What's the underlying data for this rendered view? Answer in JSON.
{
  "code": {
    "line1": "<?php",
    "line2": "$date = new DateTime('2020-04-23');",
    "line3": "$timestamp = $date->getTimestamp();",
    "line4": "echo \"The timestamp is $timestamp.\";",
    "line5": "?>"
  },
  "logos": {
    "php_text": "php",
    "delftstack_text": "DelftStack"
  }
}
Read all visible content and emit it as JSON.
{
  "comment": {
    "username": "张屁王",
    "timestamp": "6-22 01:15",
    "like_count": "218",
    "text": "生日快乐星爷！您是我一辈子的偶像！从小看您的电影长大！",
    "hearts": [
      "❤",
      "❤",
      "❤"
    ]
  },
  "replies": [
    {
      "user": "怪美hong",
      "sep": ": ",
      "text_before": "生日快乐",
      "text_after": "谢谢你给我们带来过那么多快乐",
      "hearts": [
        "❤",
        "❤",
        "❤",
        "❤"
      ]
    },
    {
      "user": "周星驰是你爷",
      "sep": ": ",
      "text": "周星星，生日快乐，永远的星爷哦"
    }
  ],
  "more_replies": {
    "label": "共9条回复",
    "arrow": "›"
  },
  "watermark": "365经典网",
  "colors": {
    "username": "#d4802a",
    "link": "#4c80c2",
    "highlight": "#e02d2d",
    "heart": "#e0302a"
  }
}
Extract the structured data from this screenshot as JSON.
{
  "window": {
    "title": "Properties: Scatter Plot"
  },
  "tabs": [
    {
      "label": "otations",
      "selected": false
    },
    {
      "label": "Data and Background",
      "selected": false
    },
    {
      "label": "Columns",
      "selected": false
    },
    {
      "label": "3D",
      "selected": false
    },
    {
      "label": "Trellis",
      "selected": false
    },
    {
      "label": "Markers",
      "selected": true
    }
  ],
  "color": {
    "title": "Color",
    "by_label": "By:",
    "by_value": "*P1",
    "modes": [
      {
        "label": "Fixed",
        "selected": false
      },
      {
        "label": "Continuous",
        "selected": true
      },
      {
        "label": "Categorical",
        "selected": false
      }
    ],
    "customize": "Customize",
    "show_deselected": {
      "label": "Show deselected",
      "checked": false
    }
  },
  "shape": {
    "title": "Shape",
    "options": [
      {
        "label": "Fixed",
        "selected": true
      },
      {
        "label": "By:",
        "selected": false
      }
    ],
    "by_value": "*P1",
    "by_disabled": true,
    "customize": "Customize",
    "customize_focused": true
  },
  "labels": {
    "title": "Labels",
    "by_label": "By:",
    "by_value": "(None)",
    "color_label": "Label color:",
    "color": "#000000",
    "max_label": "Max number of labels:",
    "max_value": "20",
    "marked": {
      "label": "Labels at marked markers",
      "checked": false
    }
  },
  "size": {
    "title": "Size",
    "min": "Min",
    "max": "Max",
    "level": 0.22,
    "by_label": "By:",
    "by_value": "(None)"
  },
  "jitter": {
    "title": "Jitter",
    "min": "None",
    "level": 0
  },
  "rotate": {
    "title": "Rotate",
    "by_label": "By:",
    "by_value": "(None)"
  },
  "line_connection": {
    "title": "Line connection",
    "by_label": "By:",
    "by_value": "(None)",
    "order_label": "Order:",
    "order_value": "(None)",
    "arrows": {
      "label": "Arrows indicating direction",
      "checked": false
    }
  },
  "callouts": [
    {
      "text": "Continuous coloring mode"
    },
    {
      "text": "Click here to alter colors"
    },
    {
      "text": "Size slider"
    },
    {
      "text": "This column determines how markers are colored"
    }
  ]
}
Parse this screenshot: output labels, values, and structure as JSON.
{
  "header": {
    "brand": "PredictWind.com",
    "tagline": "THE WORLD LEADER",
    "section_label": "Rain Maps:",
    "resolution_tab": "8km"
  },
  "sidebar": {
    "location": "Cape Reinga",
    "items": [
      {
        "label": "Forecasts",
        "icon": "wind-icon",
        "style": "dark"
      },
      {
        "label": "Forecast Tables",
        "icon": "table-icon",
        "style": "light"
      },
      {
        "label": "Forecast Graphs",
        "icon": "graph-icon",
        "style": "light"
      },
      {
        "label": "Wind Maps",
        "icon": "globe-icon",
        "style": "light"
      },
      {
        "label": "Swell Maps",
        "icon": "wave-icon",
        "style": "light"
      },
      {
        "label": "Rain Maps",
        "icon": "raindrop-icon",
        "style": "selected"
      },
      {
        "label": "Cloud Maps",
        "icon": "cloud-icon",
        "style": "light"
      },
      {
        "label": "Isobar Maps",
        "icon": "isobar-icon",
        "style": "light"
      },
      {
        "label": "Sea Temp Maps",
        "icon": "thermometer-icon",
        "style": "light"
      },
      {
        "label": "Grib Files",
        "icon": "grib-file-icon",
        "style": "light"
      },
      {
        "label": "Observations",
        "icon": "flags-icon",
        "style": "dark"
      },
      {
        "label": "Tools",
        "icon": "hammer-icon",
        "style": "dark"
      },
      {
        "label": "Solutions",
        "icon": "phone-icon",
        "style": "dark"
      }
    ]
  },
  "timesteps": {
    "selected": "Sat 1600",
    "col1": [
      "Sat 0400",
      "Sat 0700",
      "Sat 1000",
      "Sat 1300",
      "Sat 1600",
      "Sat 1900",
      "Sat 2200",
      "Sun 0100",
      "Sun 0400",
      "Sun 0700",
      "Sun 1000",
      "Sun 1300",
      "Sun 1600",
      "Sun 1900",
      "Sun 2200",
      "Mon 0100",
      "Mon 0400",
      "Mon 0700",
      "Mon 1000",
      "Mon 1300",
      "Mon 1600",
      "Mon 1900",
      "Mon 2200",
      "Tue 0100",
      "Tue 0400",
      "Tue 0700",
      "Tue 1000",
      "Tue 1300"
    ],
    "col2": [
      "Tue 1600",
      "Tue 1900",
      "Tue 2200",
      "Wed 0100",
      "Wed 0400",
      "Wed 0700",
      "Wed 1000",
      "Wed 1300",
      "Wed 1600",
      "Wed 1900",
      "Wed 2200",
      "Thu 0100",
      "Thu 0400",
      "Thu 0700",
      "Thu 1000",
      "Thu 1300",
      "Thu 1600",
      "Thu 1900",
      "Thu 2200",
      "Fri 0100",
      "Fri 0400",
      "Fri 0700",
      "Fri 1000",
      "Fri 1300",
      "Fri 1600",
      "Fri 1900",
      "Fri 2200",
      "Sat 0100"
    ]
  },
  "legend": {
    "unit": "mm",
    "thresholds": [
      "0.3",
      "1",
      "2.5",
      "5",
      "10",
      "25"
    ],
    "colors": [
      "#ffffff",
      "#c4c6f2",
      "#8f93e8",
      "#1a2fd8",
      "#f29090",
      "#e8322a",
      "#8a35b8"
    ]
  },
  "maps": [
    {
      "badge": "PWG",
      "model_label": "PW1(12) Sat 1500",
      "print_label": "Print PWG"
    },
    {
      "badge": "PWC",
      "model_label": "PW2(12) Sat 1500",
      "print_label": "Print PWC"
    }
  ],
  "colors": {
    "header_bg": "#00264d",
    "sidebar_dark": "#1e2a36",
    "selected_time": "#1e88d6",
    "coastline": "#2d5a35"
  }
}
^^^^
[WRITTEN PROBLEM] Take the lines above and retype all of them exactly.

[EXERCISE OUTPUT]
What's the underlying data for this rendered view? Answer in JSON.
{
  "code": {
    "line1": "<?php",
    "line2": "$date = new DateTime('2020-04-23');",
    "line3": "$timestamp = $date->getTimestamp();",
    "line4": "echo \"The timestamp is $timestamp.\";",
    "line5": "?>"
  },
  "logos": {
    "php_text": "php",
    "delftstack_text": "DelftStack"
  }
}
Read all visible content and emit it as JSON.
{
  "comment": {
    "username": "张屁王",
    "timestamp": "6-22 01:15",
    "like_count": "218",
    "text": "生日快乐星爷！您是我一辈子的偶像！从小看您的电影长大！",
    "hearts": [
      "❤",
      "❤",
      "❤"
    ]
  },
  "replies": [
    {
      "user": "怪美hong",
      "sep": ": ",
      "text_before": "生日快乐",
      "text_after": "谢谢你给我们带来过那么多快乐",
      "hearts": [
        "❤",
        "❤",
        "❤",
        "❤"
      ]
    },
    {
      "user": "周星驰是你爷",
      "sep": ": ",
      "text": "周星星，生日快乐，永远的星爷哦"
    }
  ],
  "more_replies": {
    "label": "共9条回复",
    "arrow": "›"
  },
  "watermark": "365经典网",
  "colors": {
    "username": "#d4802a",
    "link": "#4c80c2",
    "highlight": "#e02d2d",
    "heart": "#e0302a"
  }
}
Extract the structured data from this screenshot as JSON.
{
  "window": {
    "title": "Properties: Scatter Plot"
  },
  "tabs": [
    {
      "label": "otations",
      "selected": false
    },
    {
      "label": "Data and Background",
      "selected": false
    },
    {
      "label": "Columns",
      "selected": false
    },
    {
      "label": "3D",
      "selected": false
    },
    {
      "label": "Trellis",
      "selected": false
    },
    {
      "label": "Markers",
      "selected": true
    }
  ],
  "color": {
    "title": "Color",
    "by_label": "By:",
    "by_value": "*P1",
    "modes": [
      {
        "label": "Fixed",
        "selected": false
      },
      {
        "label": "Continuous",
        "selected": true
      },
      {
        "label": "Categorical",
        "selected": false
      }
    ],
    "customize": "Customize",
    "show_deselected": {
      "label": "Show deselected",
      "checked": false
    }
  },
  "shape": {
    "title": "Shape",
    "options": [
      {
        "label": "Fixed",
        "selected": true
      },
      {
        "label": "By:",
        "selected": false
      }
    ],
    "by_value": "*P1",
    "by_disabled": true,
    "customize": "Customize",
    "customize_focused": true
  },
  "labels": {
    "title": "Labels",
    "by_label": "By:",
    "by_value": "(None)",
    "color_label": "Label color:",
    "color": "#000000",
    "max_label": "Max number of labels:",
    "max_value": "20",
    "marked": {
      "label": "Labels at marked markers",
      "checked": false
    }
  },
  "size": {
    "title": "Size",
    "min": "Min",
    "max": "Max",
    "level": 0.22,
    "by_label": "By:",
    "by_value": "(None)"
  },
  "jitter": {
    "title": "Jitter",
    "min": "None",
    "level": 0
  },
  "rotate": {
    "title": "Rotate",
    "by_label": "By:",
    "by_value": "(None)"
  },
  "line_connection": {
    "title": "Line connection",
    "by_label": "By:",
    "by_value": "(None)",
    "order_label": "Order:",
    "order_value": "(None)",
    "arrows": {
      "label": "Arrows indicating direction",
      "checked": false
    }
  },
  "callouts": [
    {
      "text": "Continuous coloring mode"
    },
    {
      "text": "Click here to alter colors"
    },
    {
      "text": "Size slider"
    },
    {
      "text": "This column determines how markers are colored"
    }
  ]
}
Parse this screenshot: output labels, values, and structure as JSON.
{
  "header": {
    "brand": "PredictWind.com",
    "tagline": "THE WORLD LEADER",
    "section_label": "Rain Maps:",
    "resolution_tab": "8km"
  },
  "sidebar": {
    "location": "Cape Reinga",
    "items": [
      {
        "label": "Forecasts",
        "icon": "wind-icon",
        "style": "dark"
      },
      {
        "label": "Forecast Tables",
        "icon": "table-icon",
        "style": "light"
      },
      {
        "label": "Forecast Graphs",
        "icon": "graph-icon",
        "style": "light"
      },
      {
        "label": "Wind Maps",
        "icon": "globe-icon",
        "style": "light"
      },
      {
        "label": "Swell Maps",
        "icon": "wave-icon",
        "style": "light"
      },
      {
        "label": "Rain Maps",
        "icon": "raindrop-icon",
        "style": "selected"
      },
      {
        "label": "Cloud Maps",
        "icon": "cloud-icon",
        "style": "light"
      },
      {
        "label": "Isobar Maps",
        "icon": "isobar-icon",
        "style": "light"
      },
      {
        "label": "Sea Temp Maps",
        "icon": "thermometer-icon",
        "style": "light"
      },
      {
        "label": "Grib Files",
        "icon": "grib-file-icon",
        "style": "light"
      },
      {
        "label": "Observations",
        "icon": "flags-icon",
        "style": "dark"
      },
      {
        "label": "Tools",
        "icon": "hammer-icon",
        "style": "dark"
      },
      {
        "label": "Solutions",
        "icon": "phone-icon",
        "style": "dark"
      }
    ]
  },
  "timesteps": {
    "selected": "Sat 1600",
    "col1": [
      "Sat 0400",
      "Sat 0700",
      "Sat 1000",
      "Sat 1300",
      "Sat 1600",
      "Sat 1900",
      "Sat 2200",
      "Sun 0100",
      "Sun 0400",
      "Sun 0700",
      "Sun 1000",
      "Sun 1300",
      "Sun 1600",
      "Sun 1900",
      "Sun 2200",
      "Mon 0100",
      "Mon 0400",
      "Mon 0700",
      "Mon 1000",
      "Mon 1300",
      "Mon 1600",
      "Mon 1900",
      "Mon 2200",
      "Tue 0100",
      "Tue 0400",
      "Tue 0700",
      "Tue 1000",
      "Tue 1300"
    ],
    "col2": [
      "Tue 1600",
      "Tue 1900",
      "Tue 2200",
      "Wed 0100",
      "Wed 0400",
      "Wed 0700",
      "Wed 1000",
      "Wed 1300",
      "Wed 1600",
      "Wed 1900",
      "Wed 2200",
      "Thu 0100",
      "Thu 0400",
      "Thu 0700",
      "Thu 1000",
      "Thu 1300",
      "Thu 1600",
      "Thu 1900",
      "Thu 2200",
      "Fri 0100",
      "Fri 0400",
      "Fri 0700",
      "Fri 1000",
      "Fri 1300",
      "Fri 1600",
      "Fri 1900",
      "Fri 2200",
      "Sat 0100"
    ]
  },
  "legend": {
    "unit": "mm",
    "thresholds": [
      "0.3",
      "1",
      "2.5",
      "5",
      "10",
      "25"
    ],
    "colors": [
      "#ffffff",
      "#c4c6f2",
      "#8f93e8",
      "#1a2fd8",
      "#f29090",
      "#e8322a",
      "#8a35b8"
    ]
  },
  "maps": [
    {
      "badge": "PWG",
      "model_label": "PW1(12) Sat 1500",
      "print_label": "Print PWG"
    },
    {
      "badge": "PWC",
      "model_label": "PW2(12) Sat 1500",
      "print_label": "Print PWC"
    }
  ],
  "colors": {
    "header_bg": "#00264d",
    "sidebar_dark": "#1e2a36",
    "selected_time": "#1e88d6",
    "coastline": "#2d5a35"
  }
}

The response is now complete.